------ ROWS ------

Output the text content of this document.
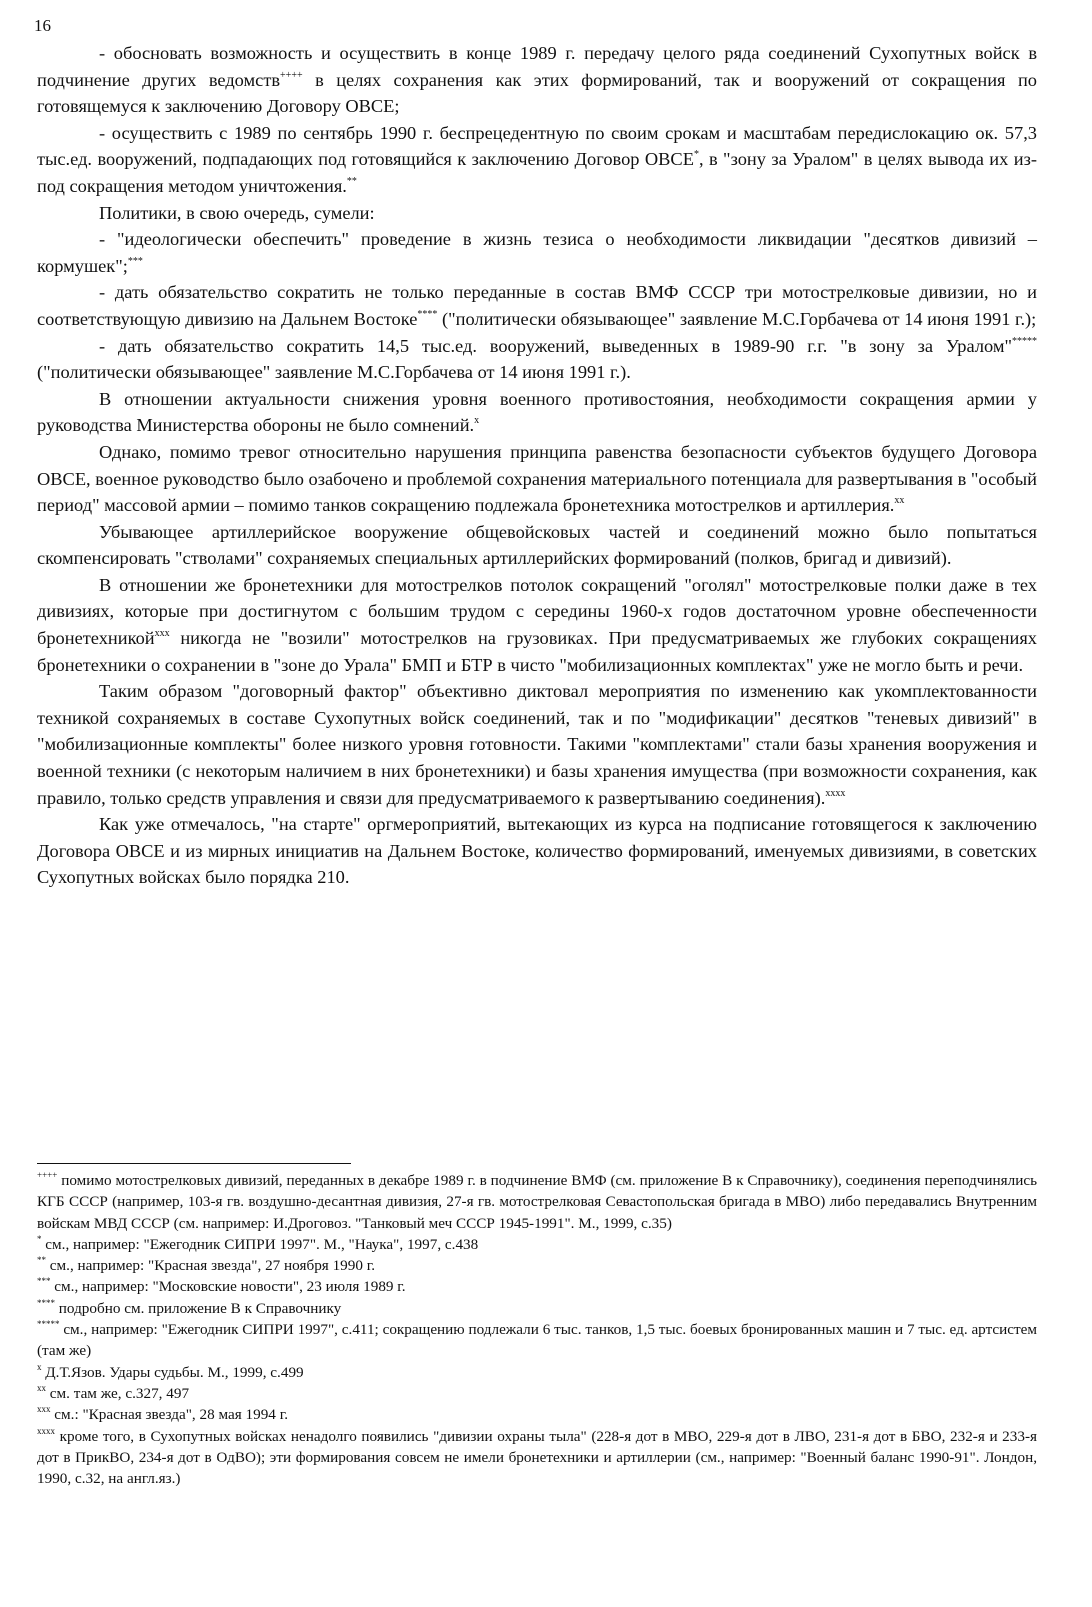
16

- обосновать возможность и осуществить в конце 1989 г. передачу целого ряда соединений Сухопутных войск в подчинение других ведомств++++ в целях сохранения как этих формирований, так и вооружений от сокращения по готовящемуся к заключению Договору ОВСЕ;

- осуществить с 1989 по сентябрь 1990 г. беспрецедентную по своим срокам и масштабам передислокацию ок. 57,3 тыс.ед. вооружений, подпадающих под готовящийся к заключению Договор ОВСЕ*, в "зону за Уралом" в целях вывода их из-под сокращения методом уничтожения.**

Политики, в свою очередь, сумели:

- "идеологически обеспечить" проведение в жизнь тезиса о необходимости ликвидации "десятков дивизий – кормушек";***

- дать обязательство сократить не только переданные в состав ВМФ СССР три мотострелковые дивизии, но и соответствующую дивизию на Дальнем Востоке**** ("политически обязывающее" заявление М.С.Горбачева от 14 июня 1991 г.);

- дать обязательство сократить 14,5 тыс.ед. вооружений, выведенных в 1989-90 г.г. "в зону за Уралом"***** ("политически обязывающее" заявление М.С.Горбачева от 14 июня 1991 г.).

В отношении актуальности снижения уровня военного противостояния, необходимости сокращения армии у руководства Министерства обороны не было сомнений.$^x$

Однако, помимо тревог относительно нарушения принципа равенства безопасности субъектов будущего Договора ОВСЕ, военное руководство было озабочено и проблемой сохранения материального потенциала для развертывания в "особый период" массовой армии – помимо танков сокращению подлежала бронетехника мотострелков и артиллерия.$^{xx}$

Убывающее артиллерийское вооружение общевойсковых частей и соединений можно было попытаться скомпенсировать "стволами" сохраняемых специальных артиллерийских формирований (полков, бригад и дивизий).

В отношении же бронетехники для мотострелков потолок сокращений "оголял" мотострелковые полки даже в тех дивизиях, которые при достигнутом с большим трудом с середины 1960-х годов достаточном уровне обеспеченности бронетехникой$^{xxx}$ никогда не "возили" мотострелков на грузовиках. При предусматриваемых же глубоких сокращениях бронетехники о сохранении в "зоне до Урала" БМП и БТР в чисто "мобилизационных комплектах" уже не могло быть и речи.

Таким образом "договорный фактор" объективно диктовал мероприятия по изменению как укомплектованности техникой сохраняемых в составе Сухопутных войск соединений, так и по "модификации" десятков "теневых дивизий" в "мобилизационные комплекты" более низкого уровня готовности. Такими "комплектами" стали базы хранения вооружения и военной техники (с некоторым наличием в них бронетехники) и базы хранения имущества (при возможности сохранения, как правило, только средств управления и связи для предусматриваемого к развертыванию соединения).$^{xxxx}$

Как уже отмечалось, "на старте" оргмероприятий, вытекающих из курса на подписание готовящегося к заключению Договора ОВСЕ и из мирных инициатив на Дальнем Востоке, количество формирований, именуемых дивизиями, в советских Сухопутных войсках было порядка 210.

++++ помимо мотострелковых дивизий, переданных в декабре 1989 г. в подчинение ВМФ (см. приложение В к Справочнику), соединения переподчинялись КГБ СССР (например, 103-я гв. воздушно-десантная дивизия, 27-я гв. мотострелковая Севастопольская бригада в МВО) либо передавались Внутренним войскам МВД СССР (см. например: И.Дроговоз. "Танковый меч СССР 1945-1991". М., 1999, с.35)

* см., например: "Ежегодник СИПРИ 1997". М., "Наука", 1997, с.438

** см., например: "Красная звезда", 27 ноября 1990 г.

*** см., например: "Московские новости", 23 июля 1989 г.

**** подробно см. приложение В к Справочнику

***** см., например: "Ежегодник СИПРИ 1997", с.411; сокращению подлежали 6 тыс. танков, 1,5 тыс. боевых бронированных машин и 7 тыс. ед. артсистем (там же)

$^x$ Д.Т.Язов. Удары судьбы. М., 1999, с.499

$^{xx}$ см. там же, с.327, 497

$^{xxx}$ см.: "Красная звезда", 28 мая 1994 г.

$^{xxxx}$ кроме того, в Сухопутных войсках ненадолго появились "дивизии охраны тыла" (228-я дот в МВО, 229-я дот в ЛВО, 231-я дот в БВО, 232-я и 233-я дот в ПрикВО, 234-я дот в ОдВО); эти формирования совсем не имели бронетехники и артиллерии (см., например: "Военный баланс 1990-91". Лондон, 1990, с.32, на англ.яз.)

------

Exclude all images and restate the records above word for word.

■ **FULL ANSWER**
Output the text content of this document.
16

- обосновать возможность и осуществить в конце 1989 г. передачу целого ряда соединений Сухопутных войск в подчинение других ведомств++++ в целях сохранения как этих формирований, так и вооружений от сокращения по готовящемуся к заключению Договору ОВСЕ;

- осуществить с 1989 по сентябрь 1990 г. беспрецедентную по своим срокам и масштабам передислокацию ок. 57,3 тыс.ед. вооружений, подпадающих под готовящийся к заключению Договор ОВСЕ*, в "зону за Уралом" в целях вывода их из-под сокращения методом уничтожения.**

Политики, в свою очередь, сумели:

- "идеологически обеспечить" проведение в жизнь тезиса о необходимости ликвидации "десятков дивизий – кормушек";***

- дать обязательство сократить не только переданные в состав ВМФ СССР три мотострелковые дивизии, но и соответствующую дивизию на Дальнем Востоке**** ("политически обязывающее" заявление М.С.Горбачева от 14 июня 1991 г.);

- дать обязательство сократить 14,5 тыс.ед. вооружений, выведенных в 1989-90 г.г. "в зону за Уралом"***** ("политически обязывающее" заявление М.С.Горбачева от 14 июня 1991 г.).

В отношении актуальности снижения уровня военного противостояния, необходимости сокращения армии у руководства Министерства обороны не было сомнений.$^x$

Однако, помимо тревог относительно нарушения принципа равенства безопасности субъектов будущего Договора ОВСЕ, военное руководство было озабочено и проблемой сохранения материального потенциала для развертывания в "особый период" массовой армии – помимо танков сокращению подлежала бронетехника мотострелков и артиллерия.$^{xx}$

Убывающее артиллерийское вооружение общевойсковых частей и соединений можно было попытаться скомпенсировать "стволами" сохраняемых специальных артиллерийских формирований (полков, бригад и дивизий).

В отношении же бронетехники для мотострелков потолок сокращений "оголял" мотострелковые полки даже в тех дивизиях, которые при достигнутом с большим трудом с середины 1960-х годов достаточном уровне обеспеченности бронетехникой$^{xxx}$ никогда не "возили" мотострелков на грузовиках. При предусматриваемых же глубоких сокращениях бронетехники о сохранении в "зоне до Урала" БМП и БТР в чисто "мобилизационных комплектах" уже не могло быть и речи.

Таким образом "договорный фактор" объективно диктовал мероприятия по изменению как укомплектованности техникой сохраняемых в составе Сухопутных войск соединений, так и по "модификации" десятков "теневых дивизий" в "мобилизационные комплекты" более низкого уровня готовности. Такими "комплектами" стали базы хранения вооружения и военной техники (с некоторым наличием в них бронетехники) и базы хранения имущества (при возможности сохранения, как правило, только средств управления и связи для предусматриваемого к развертыванию соединения).$^{xxxx}$

Как уже отмечалось, "на старте" оргмероприятий, вытекающих из курса на подписание готовящегося к заключению Договора ОВСЕ и из мирных инициатив на Дальнем Востоке, количество формирований, именуемых дивизиями, в советских Сухопутных войсках было порядка 210.

++++ помимо мотострелковых дивизий, переданных в декабре 1989 г. в подчинение ВМФ (см. приложение В к Справочнику), соединения переподчинялись КГБ СССР (например, 103-я гв. воздушно-десантная дивизия, 27-я гв. мотострелковая Севастопольская бригада в МВО) либо передавались Внутренним войскам МВД СССР (см. например: И.Дроговоз. "Танковый меч СССР 1945-1991". М., 1999, с.35)

* см., например: "Ежегодник СИПРИ 1997". М., "Наука", 1997, с.438

** см., например: "Красная звезда", 27 ноября 1990 г.

*** см., например: "Московские новости", 23 июля 1989 г.

**** подробно см. приложение В к Справочнику

***** см., например: "Ежегодник СИПРИ 1997", с.411; сокращению подлежали 6 тыс. танков, 1,5 тыс. боевых бронированных машин и 7 тыс. ед. артсистем (там же)

$^x$ Д.Т.Язов. Удары судьбы. М., 1999, с.499

$^{xx}$ см. там же, с.327, 497

$^{xxx}$ см.: "Красная звезда", 28 мая 1994 г.

$^{xxxx}$ кроме того, в Сухопутных войсках ненадолго появились "дивизии охраны тыла" (228-я дот в МВО, 229-я дот в ЛВО, 231-я дот в БВО, 232-я и 233-я дот в ПрикВО, 234-я дот в ОдВО); эти формирования совсем не имели бронетехники и артиллерии (см., например: "Военный баланс 1990-91". Лондон, 1990, с.32, на англ.яз.)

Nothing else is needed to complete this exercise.